DATA SUPPLIED

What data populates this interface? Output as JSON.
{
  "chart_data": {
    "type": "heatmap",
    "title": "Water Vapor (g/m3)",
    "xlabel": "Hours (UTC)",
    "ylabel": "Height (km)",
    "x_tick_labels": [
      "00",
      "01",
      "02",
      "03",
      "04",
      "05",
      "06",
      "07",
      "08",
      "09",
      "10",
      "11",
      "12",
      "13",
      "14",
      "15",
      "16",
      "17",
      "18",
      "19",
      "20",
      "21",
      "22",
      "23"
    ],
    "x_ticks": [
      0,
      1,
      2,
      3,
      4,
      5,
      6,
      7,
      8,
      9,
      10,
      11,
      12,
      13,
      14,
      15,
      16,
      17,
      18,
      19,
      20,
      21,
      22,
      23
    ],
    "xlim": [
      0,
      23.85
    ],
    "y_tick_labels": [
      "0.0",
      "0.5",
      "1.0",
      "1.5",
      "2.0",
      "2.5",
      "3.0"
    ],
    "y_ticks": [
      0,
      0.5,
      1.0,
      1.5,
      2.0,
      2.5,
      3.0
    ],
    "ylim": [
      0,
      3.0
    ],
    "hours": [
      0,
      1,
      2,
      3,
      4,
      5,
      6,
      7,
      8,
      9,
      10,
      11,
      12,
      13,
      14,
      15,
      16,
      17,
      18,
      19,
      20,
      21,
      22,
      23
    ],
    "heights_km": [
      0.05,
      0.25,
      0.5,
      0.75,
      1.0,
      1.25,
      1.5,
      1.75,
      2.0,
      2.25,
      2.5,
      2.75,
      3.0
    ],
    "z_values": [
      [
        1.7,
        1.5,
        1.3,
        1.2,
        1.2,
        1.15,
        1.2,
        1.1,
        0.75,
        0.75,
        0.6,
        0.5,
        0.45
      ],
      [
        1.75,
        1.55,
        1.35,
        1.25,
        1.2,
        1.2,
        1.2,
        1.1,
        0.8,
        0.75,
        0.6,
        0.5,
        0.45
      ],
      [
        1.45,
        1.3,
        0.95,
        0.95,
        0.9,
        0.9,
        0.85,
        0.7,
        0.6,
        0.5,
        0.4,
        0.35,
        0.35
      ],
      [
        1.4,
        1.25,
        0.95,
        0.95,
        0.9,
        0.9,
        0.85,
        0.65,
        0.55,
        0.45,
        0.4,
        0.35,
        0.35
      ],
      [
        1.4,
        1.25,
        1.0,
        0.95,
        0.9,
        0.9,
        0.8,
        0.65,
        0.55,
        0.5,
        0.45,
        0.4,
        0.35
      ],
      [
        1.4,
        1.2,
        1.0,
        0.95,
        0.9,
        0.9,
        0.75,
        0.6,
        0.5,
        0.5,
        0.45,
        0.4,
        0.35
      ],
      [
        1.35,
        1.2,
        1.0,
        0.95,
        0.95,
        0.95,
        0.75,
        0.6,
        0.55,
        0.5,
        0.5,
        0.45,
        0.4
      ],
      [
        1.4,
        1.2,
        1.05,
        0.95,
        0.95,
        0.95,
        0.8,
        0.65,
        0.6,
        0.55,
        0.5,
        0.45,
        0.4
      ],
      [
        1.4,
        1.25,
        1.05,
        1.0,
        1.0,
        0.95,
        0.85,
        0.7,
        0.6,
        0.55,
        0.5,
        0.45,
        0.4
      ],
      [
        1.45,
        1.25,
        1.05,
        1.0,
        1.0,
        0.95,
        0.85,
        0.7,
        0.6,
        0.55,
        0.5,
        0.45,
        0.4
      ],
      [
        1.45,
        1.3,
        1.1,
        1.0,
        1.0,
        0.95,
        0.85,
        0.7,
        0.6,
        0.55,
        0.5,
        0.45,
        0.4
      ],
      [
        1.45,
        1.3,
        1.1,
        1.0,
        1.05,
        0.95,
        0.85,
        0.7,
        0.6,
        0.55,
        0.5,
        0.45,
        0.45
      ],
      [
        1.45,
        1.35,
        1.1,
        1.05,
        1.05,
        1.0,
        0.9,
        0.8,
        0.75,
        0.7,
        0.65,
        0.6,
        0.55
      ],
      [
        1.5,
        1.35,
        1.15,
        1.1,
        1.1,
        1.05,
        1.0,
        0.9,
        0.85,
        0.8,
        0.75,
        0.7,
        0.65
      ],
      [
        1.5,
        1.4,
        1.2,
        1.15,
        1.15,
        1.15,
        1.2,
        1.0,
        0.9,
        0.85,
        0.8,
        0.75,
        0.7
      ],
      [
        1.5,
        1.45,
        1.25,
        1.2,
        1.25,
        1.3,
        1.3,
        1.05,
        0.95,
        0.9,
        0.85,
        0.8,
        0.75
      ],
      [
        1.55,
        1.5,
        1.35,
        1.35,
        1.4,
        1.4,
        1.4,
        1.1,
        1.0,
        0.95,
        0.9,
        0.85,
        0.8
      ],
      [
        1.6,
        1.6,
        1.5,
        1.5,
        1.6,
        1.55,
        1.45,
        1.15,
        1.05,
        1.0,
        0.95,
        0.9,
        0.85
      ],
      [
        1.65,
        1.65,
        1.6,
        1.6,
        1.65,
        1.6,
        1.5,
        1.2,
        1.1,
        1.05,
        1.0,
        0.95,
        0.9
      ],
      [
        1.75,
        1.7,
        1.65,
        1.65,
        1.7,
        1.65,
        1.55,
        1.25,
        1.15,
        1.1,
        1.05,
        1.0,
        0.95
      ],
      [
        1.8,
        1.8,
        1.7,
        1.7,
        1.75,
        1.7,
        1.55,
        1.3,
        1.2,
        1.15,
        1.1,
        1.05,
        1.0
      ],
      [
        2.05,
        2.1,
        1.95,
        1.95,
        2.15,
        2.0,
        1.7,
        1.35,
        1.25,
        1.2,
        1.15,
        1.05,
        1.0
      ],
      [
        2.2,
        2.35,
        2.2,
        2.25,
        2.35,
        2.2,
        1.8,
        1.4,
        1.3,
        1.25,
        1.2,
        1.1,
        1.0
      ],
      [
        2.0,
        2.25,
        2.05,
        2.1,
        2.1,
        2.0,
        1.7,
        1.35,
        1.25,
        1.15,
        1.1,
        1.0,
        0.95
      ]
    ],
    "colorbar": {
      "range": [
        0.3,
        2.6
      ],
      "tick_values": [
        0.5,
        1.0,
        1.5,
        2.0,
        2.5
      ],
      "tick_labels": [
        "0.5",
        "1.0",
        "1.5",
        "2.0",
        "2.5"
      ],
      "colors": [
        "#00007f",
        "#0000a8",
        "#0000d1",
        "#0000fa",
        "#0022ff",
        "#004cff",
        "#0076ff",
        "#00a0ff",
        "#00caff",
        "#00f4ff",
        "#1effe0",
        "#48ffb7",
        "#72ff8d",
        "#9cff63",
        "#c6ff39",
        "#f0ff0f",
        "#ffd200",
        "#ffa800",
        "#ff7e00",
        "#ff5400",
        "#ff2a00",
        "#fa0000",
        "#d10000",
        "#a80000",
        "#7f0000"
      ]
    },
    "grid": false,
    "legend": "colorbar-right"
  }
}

TASK REQUIREMENTS
Output the records exactly, including every line.

COMPLETE OUTPUT
What data populates this interface? Output as JSON.
{
  "chart_data": {
    "type": "heatmap",
    "title": "Water Vapor (g/m3)",
    "xlabel": "Hours (UTC)",
    "ylabel": "Height (km)",
    "x_tick_labels": [
      "00",
      "01",
      "02",
      "03",
      "04",
      "05",
      "06",
      "07",
      "08",
      "09",
      "10",
      "11",
      "12",
      "13",
      "14",
      "15",
      "16",
      "17",
      "18",
      "19",
      "20",
      "21",
      "22",
      "23"
    ],
    "x_ticks": [
      0,
      1,
      2,
      3,
      4,
      5,
      6,
      7,
      8,
      9,
      10,
      11,
      12,
      13,
      14,
      15,
      16,
      17,
      18,
      19,
      20,
      21,
      22,
      23
    ],
    "xlim": [
      0,
      23.85
    ],
    "y_tick_labels": [
      "0.0",
      "0.5",
      "1.0",
      "1.5",
      "2.0",
      "2.5",
      "3.0"
    ],
    "y_ticks": [
      0,
      0.5,
      1.0,
      1.5,
      2.0,
      2.5,
      3.0
    ],
    "ylim": [
      0,
      3.0
    ],
    "hours": [
      0,
      1,
      2,
      3,
      4,
      5,
      6,
      7,
      8,
      9,
      10,
      11,
      12,
      13,
      14,
      15,
      16,
      17,
      18,
      19,
      20,
      21,
      22,
      23
    ],
    "heights_km": [
      0.05,
      0.25,
      0.5,
      0.75,
      1.0,
      1.25,
      1.5,
      1.75,
      2.0,
      2.25,
      2.5,
      2.75,
      3.0
    ],
    "z_values": [
      [
        1.7,
        1.5,
        1.3,
        1.2,
        1.2,
        1.15,
        1.2,
        1.1,
        0.75,
        0.75,
        0.6,
        0.5,
        0.45
      ],
      [
        1.75,
        1.55,
        1.35,
        1.25,
        1.2,
        1.2,
        1.2,
        1.1,
        0.8,
        0.75,
        0.6,
        0.5,
        0.45
      ],
      [
        1.45,
        1.3,
        0.95,
        0.95,
        0.9,
        0.9,
        0.85,
        0.7,
        0.6,
        0.5,
        0.4,
        0.35,
        0.35
      ],
      [
        1.4,
        1.25,
        0.95,
        0.95,
        0.9,
        0.9,
        0.85,
        0.65,
        0.55,
        0.45,
        0.4,
        0.35,
        0.35
      ],
      [
        1.4,
        1.25,
        1.0,
        0.95,
        0.9,
        0.9,
        0.8,
        0.65,
        0.55,
        0.5,
        0.45,
        0.4,
        0.35
      ],
      [
        1.4,
        1.2,
        1.0,
        0.95,
        0.9,
        0.9,
        0.75,
        0.6,
        0.5,
        0.5,
        0.45,
        0.4,
        0.35
      ],
      [
        1.35,
        1.2,
        1.0,
        0.95,
        0.95,
        0.95,
        0.75,
        0.6,
        0.55,
        0.5,
        0.5,
        0.45,
        0.4
      ],
      [
        1.4,
        1.2,
        1.05,
        0.95,
        0.95,
        0.95,
        0.8,
        0.65,
        0.6,
        0.55,
        0.5,
        0.45,
        0.4
      ],
      [
        1.4,
        1.25,
        1.05,
        1.0,
        1.0,
        0.95,
        0.85,
        0.7,
        0.6,
        0.55,
        0.5,
        0.45,
        0.4
      ],
      [
        1.45,
        1.25,
        1.05,
        1.0,
        1.0,
        0.95,
        0.85,
        0.7,
        0.6,
        0.55,
        0.5,
        0.45,
        0.4
      ],
      [
        1.45,
        1.3,
        1.1,
        1.0,
        1.0,
        0.95,
        0.85,
        0.7,
        0.6,
        0.55,
        0.5,
        0.45,
        0.4
      ],
      [
        1.45,
        1.3,
        1.1,
        1.0,
        1.05,
        0.95,
        0.85,
        0.7,
        0.6,
        0.55,
        0.5,
        0.45,
        0.45
      ],
      [
        1.45,
        1.35,
        1.1,
        1.05,
        1.05,
        1.0,
        0.9,
        0.8,
        0.75,
        0.7,
        0.65,
        0.6,
        0.55
      ],
      [
        1.5,
        1.35,
        1.15,
        1.1,
        1.1,
        1.05,
        1.0,
        0.9,
        0.85,
        0.8,
        0.75,
        0.7,
        0.65
      ],
      [
        1.5,
        1.4,
        1.2,
        1.15,
        1.15,
        1.15,
        1.2,
        1.0,
        0.9,
        0.85,
        0.8,
        0.75,
        0.7
      ],
      [
        1.5,
        1.45,
        1.25,
        1.2,
        1.25,
        1.3,
        1.3,
        1.05,
        0.95,
        0.9,
        0.85,
        0.8,
        0.75
      ],
      [
        1.55,
        1.5,
        1.35,
        1.35,
        1.4,
        1.4,
        1.4,
        1.1,
        1.0,
        0.95,
        0.9,
        0.85,
        0.8
      ],
      [
        1.6,
        1.6,
        1.5,
        1.5,
        1.6,
        1.55,
        1.45,
        1.15,
        1.05,
        1.0,
        0.95,
        0.9,
        0.85
      ],
      [
        1.65,
        1.65,
        1.6,
        1.6,
        1.65,
        1.6,
        1.5,
        1.2,
        1.1,
        1.05,
        1.0,
        0.95,
        0.9
      ],
      [
        1.75,
        1.7,
        1.65,
        1.65,
        1.7,
        1.65,
        1.55,
        1.25,
        1.15,
        1.1,
        1.05,
        1.0,
        0.95
      ],
      [
        1.8,
        1.8,
        1.7,
        1.7,
        1.75,
        1.7,
        1.55,
        1.3,
        1.2,
        1.15,
        1.1,
        1.05,
        1.0
      ],
      [
        2.05,
        2.1,
        1.95,
        1.95,
        2.15,
        2.0,
        1.7,
        1.35,
        1.25,
        1.2,
        1.15,
        1.05,
        1.0
      ],
      [
        2.2,
        2.35,
        2.2,
        2.25,
        2.35,
        2.2,
        1.8,
        1.4,
        1.3,
        1.25,
        1.2,
        1.1,
        1.0
      ],
      [
        2.0,
        2.25,
        2.05,
        2.1,
        2.1,
        2.0,
        1.7,
        1.35,
        1.25,
        1.15,
        1.1,
        1.0,
        0.95
      ]
    ],
    "colorbar": {
      "range": [
        0.3,
        2.6
      ],
      "tick_values": [
        0.5,
        1.0,
        1.5,
        2.0,
        2.5
      ],
      "tick_labels": [
        "0.5",
        "1.0",
        "1.5",
        "2.0",
        "2.5"
      ],
      "colors": [
        "#00007f",
        "#0000a8",
        "#0000d1",
        "#0000fa",
        "#0022ff",
        "#004cff",
        "#0076ff",
        "#00a0ff",
        "#00caff",
        "#00f4ff",
        "#1effe0",
        "#48ffb7",
        "#72ff8d",
        "#9cff63",
        "#c6ff39",
        "#f0ff0f",
        "#ffd200",
        "#ffa800",
        "#ff7e00",
        "#ff5400",
        "#ff2a00",
        "#fa0000",
        "#d10000",
        "#a80000",
        "#7f0000"
      ]
    },
    "grid": false,
    "legend": "colorbar-right"
  }
}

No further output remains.